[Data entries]
-.-.-

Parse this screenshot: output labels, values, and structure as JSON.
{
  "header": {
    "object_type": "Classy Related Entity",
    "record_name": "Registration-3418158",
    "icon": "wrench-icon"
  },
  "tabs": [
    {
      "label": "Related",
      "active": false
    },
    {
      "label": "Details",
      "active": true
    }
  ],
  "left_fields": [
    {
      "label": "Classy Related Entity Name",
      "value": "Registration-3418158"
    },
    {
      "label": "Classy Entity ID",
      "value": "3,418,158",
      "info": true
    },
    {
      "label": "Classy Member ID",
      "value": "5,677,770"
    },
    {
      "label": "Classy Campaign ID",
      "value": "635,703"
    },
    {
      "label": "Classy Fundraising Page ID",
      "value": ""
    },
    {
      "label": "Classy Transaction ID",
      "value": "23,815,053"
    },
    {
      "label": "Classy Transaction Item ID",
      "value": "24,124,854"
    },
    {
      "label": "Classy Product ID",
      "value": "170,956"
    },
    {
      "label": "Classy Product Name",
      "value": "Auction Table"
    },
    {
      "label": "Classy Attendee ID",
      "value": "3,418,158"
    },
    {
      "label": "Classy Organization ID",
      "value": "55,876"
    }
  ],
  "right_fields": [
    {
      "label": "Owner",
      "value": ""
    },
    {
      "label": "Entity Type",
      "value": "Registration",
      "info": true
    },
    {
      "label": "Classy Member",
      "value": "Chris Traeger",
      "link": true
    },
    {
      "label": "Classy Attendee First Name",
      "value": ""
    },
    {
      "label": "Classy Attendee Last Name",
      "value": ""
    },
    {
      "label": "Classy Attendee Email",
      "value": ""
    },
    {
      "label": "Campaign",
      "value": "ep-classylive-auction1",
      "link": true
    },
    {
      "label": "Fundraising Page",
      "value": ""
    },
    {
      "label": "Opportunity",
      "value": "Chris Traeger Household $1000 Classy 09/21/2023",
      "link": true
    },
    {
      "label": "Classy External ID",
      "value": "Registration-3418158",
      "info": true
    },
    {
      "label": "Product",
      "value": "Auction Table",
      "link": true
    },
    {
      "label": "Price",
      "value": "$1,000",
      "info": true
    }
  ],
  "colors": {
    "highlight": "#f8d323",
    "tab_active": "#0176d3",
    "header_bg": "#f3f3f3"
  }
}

-.-.-

TASK GOAL: Give nothing but the count of lines in the listing above that hold the string "Chris".

IN RESPONSE: 2